> **EXERCISE INSTRUCTIONS**:
Look through the material below. Copy each line that contains the string "JSON".

(Extracts from a graphics dataset)
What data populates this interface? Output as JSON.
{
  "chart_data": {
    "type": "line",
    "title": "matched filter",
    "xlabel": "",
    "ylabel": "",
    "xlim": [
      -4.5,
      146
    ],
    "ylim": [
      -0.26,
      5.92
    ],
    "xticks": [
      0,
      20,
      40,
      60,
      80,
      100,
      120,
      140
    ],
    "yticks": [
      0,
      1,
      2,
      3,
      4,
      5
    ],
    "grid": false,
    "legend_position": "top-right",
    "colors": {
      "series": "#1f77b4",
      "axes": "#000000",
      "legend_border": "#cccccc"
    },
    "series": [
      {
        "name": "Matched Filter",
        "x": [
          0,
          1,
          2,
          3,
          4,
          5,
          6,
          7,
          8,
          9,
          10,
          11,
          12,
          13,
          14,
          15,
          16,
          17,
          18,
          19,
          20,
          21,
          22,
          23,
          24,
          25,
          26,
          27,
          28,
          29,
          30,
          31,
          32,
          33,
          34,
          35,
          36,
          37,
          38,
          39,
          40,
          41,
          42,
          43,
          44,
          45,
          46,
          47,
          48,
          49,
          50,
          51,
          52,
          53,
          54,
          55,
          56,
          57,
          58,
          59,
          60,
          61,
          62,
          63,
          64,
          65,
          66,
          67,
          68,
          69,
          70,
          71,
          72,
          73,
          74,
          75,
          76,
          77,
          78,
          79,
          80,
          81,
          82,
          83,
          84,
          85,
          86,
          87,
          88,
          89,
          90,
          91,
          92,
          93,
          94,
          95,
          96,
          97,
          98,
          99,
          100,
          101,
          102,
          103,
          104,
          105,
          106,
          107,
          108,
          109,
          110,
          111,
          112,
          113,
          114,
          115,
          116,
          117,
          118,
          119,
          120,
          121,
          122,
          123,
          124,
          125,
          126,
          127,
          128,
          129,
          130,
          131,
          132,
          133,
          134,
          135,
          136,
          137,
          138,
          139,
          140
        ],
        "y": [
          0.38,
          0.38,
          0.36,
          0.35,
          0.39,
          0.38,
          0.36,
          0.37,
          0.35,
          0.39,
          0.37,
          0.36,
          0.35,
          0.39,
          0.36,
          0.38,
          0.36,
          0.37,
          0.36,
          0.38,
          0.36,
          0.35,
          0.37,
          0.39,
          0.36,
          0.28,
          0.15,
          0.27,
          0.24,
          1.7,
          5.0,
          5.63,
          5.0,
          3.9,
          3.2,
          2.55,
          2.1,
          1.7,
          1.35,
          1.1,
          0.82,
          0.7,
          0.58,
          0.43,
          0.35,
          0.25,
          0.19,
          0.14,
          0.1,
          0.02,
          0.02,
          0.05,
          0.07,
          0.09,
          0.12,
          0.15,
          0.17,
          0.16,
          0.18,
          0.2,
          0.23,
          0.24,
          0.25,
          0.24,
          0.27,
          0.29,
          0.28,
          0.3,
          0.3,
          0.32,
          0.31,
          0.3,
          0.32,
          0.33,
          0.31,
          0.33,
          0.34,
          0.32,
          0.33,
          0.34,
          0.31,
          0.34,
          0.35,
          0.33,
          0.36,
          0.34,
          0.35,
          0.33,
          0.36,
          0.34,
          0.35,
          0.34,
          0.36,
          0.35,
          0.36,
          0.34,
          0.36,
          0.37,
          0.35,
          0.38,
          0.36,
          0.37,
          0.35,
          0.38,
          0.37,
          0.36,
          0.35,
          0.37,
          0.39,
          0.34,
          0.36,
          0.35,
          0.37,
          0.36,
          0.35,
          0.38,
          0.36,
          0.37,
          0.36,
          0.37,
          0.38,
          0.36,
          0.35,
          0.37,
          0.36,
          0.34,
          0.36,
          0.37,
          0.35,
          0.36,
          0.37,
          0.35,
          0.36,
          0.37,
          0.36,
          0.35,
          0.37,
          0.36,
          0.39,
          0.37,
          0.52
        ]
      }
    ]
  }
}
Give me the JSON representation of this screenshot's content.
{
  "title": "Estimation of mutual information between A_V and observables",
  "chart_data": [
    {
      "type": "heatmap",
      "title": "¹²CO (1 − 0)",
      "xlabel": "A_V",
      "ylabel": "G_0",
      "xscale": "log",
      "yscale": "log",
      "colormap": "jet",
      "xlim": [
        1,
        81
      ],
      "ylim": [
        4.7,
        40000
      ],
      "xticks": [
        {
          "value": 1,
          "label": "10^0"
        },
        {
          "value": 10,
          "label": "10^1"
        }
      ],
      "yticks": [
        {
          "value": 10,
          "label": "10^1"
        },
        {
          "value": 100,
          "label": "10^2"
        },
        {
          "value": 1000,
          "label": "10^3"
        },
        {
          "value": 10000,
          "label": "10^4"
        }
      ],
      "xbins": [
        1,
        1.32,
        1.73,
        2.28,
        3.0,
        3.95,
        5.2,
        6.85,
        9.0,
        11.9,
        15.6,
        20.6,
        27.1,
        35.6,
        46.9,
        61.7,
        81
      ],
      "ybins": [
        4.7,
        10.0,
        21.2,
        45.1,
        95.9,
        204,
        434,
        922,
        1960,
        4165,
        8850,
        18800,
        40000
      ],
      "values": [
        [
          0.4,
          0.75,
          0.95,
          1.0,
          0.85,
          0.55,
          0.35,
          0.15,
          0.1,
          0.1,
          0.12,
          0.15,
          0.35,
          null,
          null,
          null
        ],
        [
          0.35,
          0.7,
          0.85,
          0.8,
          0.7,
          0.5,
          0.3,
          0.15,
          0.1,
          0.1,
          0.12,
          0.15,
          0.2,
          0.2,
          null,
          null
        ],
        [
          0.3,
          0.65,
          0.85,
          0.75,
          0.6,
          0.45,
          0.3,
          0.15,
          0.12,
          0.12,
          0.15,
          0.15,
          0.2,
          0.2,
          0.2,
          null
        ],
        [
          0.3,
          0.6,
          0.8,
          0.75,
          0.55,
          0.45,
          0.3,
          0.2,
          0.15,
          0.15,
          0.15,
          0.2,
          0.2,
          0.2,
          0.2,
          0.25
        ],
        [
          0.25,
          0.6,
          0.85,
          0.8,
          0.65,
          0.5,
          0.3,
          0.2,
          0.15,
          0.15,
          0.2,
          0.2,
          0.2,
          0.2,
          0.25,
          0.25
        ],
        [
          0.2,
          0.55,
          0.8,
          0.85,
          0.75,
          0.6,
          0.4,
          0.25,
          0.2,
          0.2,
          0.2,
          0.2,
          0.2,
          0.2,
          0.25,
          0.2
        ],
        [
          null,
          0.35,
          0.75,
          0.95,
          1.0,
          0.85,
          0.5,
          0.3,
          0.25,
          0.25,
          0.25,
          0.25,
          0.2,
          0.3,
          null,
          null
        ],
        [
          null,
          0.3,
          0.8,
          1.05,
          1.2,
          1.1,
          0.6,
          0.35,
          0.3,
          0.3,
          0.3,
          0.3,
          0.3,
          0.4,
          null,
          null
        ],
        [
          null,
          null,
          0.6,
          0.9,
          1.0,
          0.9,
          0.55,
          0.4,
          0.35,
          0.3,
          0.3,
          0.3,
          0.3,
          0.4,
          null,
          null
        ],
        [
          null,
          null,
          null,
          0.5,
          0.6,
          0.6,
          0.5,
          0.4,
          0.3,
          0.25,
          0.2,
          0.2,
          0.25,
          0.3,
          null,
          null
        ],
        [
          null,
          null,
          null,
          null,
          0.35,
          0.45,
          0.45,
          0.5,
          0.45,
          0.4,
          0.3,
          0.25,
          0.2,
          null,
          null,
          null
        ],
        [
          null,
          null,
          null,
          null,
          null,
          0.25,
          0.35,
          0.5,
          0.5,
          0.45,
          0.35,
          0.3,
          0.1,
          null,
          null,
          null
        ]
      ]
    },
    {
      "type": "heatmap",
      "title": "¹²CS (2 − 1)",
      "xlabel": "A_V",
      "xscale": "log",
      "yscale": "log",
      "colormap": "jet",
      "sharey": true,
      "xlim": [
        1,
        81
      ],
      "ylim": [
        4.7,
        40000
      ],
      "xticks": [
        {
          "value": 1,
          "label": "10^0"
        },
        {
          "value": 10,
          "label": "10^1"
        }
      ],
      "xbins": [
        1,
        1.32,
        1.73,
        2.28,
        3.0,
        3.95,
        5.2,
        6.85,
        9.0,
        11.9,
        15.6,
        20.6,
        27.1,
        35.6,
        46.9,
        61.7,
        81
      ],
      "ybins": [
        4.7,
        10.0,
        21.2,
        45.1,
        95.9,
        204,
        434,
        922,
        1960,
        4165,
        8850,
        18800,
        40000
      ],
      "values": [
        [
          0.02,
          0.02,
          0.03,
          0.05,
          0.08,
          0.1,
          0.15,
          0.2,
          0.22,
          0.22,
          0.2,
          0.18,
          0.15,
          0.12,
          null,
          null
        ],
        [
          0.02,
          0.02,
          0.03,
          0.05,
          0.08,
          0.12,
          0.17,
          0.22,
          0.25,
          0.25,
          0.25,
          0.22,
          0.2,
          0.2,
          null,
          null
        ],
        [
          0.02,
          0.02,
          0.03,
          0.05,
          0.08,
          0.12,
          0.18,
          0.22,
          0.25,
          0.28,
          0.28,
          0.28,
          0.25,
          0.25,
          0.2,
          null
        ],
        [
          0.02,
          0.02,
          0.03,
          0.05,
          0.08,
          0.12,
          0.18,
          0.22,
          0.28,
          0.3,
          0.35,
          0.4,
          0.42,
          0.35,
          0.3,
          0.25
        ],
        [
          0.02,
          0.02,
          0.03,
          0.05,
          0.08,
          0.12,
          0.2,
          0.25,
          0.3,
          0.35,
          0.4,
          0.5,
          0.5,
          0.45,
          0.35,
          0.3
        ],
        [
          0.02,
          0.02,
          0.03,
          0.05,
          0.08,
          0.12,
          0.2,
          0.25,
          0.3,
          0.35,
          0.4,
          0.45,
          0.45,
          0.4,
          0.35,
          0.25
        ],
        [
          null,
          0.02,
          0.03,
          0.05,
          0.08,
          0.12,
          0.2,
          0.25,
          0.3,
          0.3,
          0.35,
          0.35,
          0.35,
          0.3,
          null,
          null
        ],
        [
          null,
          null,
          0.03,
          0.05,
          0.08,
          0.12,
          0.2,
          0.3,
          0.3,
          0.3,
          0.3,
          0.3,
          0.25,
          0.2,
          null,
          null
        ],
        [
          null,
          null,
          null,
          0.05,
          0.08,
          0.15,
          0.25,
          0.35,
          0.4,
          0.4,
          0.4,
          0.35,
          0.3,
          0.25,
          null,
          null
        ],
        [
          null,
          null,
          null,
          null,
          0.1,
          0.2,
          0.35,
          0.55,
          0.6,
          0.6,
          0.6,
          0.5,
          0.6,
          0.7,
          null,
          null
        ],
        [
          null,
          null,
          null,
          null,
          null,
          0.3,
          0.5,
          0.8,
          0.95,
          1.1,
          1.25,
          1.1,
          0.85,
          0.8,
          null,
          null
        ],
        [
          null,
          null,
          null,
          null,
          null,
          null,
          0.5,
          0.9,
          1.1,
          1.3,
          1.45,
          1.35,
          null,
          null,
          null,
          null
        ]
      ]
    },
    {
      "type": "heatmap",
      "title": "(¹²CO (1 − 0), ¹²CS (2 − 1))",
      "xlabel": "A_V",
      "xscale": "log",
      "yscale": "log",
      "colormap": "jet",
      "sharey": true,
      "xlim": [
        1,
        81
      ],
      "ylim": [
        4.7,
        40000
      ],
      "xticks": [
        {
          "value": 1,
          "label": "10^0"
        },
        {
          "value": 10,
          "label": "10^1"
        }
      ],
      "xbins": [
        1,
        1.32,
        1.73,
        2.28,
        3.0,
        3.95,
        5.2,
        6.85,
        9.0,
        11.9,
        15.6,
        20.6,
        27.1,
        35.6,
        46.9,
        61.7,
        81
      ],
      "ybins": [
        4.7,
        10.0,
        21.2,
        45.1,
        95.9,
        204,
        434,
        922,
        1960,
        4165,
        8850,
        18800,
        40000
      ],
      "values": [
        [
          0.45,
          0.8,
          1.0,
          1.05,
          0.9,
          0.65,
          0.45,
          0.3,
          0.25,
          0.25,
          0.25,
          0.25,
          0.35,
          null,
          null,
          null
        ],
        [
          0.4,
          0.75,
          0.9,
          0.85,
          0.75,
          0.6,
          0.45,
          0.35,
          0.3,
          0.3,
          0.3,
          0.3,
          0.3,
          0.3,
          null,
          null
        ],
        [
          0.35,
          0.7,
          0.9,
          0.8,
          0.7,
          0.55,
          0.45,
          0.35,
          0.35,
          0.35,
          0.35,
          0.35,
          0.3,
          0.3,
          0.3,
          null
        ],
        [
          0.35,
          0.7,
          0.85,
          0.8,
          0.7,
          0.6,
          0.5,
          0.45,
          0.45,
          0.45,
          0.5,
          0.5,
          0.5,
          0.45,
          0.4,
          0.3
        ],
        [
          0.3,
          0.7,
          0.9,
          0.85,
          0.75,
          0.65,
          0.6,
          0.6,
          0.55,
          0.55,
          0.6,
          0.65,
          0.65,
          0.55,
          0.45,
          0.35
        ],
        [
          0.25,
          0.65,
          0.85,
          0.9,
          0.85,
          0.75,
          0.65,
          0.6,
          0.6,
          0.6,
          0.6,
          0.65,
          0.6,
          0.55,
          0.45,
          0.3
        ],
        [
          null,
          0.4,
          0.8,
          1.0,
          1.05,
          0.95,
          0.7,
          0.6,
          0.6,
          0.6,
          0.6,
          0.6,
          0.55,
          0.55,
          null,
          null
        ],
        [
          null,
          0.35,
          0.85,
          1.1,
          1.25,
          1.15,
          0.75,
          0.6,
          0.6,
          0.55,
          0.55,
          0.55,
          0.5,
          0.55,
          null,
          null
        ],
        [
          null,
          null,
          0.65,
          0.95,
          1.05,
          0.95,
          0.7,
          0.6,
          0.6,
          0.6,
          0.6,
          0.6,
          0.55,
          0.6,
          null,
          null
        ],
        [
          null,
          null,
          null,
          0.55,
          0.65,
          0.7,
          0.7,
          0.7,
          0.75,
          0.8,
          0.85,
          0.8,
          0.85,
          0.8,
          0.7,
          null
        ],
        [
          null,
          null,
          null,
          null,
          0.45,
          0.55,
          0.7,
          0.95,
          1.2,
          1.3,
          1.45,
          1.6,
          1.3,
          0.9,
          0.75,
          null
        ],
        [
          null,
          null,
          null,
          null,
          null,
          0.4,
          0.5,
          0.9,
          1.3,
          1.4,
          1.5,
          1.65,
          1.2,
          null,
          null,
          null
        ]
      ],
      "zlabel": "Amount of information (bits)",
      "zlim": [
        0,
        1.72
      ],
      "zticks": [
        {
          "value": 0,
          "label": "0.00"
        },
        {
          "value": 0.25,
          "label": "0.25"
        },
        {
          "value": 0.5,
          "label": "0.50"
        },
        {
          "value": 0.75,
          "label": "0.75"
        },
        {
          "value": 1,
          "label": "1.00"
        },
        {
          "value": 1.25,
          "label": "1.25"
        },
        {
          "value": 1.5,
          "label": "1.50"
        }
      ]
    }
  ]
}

> **TASK RESPONSE**:
What data populates this interface? Output as JSON.
Give me the JSON representation of this screenshot's content.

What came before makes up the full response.